**What the task asks:**
From the entries below, copy every line holding the word "правовыми".

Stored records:
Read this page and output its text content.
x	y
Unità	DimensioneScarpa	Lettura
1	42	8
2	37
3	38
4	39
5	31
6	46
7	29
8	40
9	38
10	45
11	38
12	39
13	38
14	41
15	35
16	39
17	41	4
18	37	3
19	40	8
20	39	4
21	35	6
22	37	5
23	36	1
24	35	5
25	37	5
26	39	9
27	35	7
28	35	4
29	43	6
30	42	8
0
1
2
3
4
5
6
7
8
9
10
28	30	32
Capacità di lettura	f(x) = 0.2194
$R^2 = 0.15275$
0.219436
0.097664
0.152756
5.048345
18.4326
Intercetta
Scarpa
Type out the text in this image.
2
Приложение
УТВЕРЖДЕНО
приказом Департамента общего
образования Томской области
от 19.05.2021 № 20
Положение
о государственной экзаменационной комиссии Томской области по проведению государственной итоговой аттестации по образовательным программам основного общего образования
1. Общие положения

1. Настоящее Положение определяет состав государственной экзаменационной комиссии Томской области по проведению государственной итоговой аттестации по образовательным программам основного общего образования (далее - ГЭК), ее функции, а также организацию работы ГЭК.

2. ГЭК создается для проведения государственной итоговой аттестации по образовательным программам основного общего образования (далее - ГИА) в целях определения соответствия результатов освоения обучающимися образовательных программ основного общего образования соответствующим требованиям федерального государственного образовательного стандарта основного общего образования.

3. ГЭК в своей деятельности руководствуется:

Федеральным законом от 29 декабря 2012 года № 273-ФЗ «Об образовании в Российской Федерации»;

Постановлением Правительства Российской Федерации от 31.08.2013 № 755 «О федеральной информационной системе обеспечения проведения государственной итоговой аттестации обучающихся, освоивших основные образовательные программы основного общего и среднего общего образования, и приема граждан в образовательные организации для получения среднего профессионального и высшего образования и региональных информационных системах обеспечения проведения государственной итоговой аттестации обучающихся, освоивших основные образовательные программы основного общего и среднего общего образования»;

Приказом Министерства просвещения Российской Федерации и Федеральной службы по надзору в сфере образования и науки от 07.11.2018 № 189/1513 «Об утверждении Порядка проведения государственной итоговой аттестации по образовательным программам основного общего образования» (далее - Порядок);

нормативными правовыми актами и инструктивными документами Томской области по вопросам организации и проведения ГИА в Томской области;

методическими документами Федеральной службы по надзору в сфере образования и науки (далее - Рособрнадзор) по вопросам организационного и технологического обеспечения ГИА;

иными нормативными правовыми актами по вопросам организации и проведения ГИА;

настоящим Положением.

**Task answer:**
нормативными правовыми актами и инструктивными документами Томской области по вопросам организации и проведения ГИА в Томской области;
иными нормативными правовыми актами по вопросам организации и проведения ГИА;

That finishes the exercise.